* **Records shown**
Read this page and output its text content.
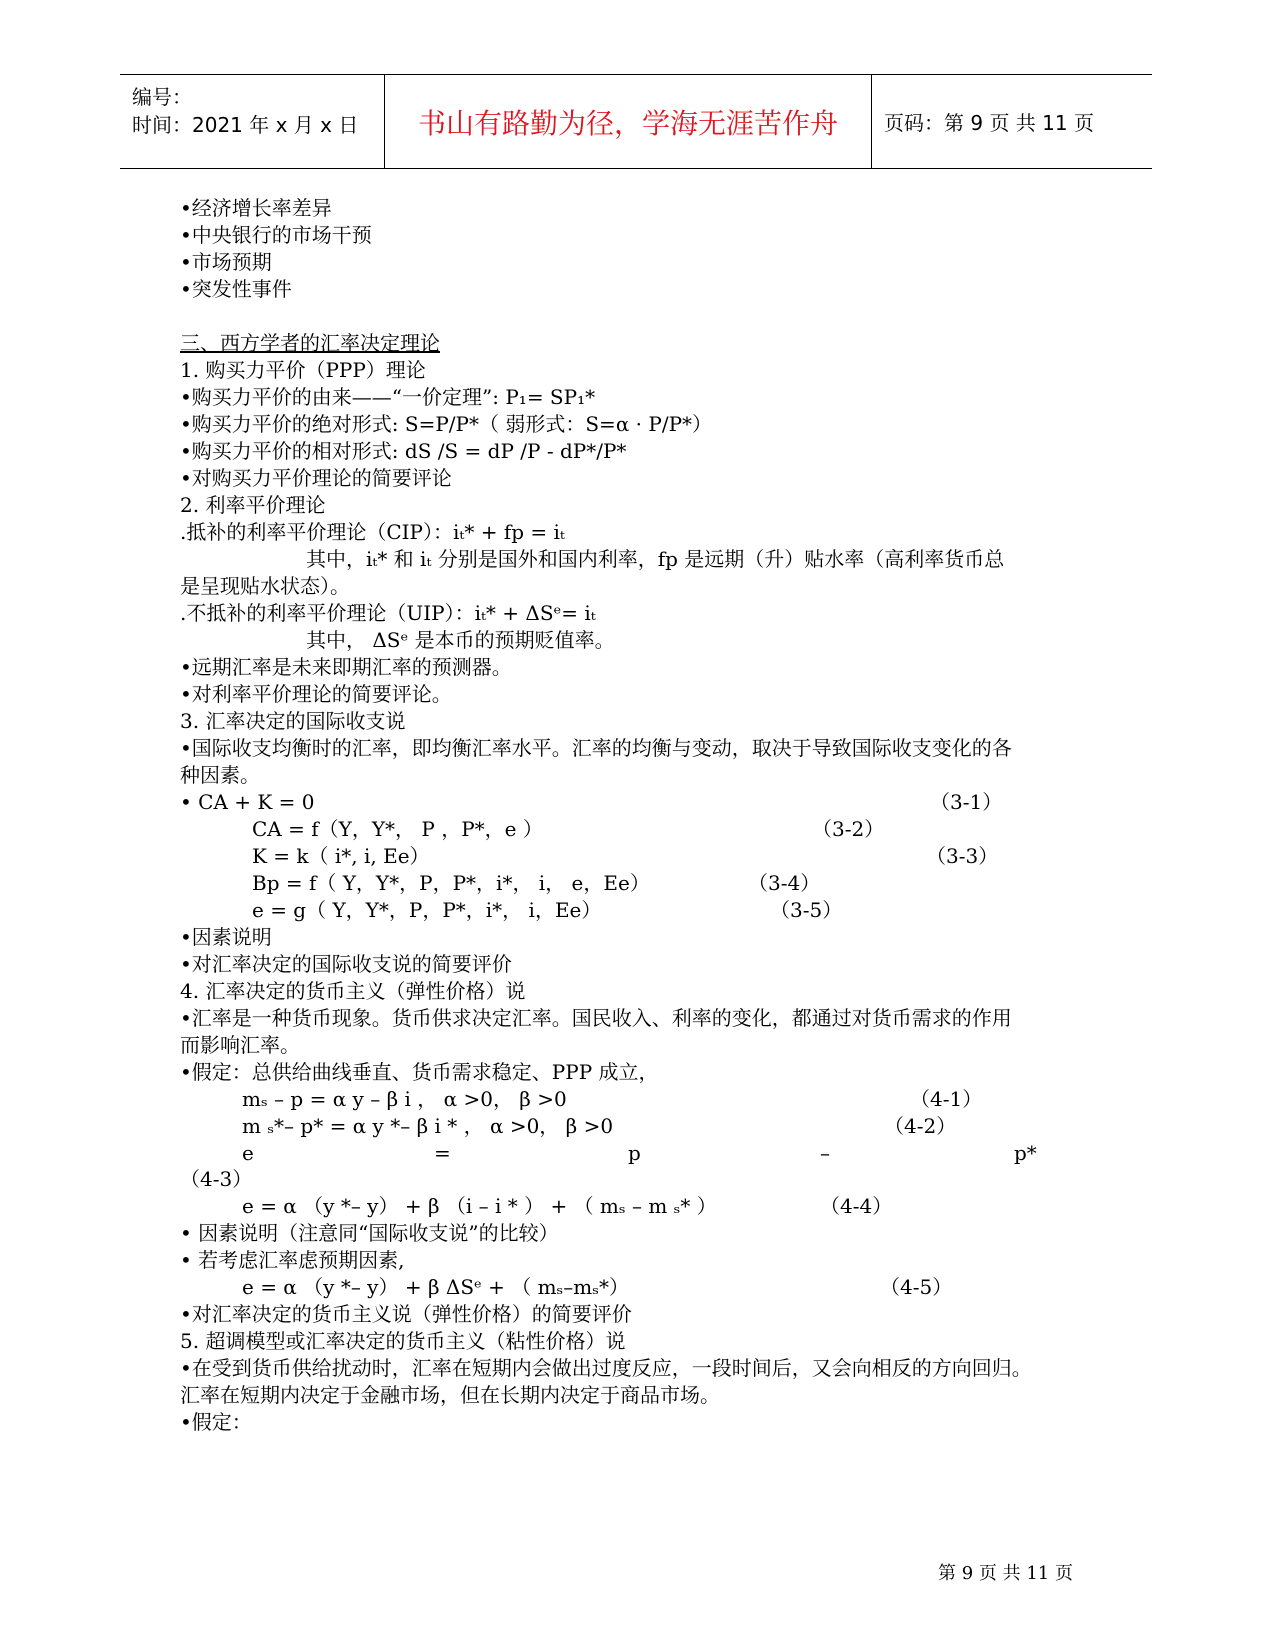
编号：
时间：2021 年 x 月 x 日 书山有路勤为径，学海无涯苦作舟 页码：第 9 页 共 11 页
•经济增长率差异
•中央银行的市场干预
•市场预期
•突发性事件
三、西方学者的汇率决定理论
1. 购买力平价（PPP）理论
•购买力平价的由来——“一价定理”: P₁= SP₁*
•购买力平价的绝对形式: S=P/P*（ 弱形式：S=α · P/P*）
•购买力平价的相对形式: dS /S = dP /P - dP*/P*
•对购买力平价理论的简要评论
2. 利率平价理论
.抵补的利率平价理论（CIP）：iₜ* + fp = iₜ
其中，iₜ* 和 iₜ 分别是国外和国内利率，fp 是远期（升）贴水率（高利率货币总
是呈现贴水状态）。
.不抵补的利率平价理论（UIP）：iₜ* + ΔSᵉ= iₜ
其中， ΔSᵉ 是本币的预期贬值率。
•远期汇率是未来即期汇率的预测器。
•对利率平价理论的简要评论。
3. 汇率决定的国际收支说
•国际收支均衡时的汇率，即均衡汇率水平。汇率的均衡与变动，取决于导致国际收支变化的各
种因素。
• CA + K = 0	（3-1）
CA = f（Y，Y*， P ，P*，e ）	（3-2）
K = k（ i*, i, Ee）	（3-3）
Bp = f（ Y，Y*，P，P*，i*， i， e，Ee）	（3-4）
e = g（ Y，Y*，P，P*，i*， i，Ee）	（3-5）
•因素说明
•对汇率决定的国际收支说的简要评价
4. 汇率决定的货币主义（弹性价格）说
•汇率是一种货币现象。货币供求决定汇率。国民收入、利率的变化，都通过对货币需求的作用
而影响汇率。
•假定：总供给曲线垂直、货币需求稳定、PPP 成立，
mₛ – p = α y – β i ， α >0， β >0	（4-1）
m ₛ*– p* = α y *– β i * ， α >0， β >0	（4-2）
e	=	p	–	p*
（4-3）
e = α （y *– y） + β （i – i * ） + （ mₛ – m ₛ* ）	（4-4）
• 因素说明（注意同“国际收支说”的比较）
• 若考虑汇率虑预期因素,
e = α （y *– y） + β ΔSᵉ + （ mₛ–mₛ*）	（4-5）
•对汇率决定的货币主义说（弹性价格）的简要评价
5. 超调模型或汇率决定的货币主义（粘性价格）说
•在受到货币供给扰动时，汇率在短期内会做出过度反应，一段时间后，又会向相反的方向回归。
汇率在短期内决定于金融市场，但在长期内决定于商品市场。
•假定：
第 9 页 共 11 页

* **What needs to be done**
Within the records above, how many lines include the word "弹性价格"? State the number by itself.

* **Output below**
2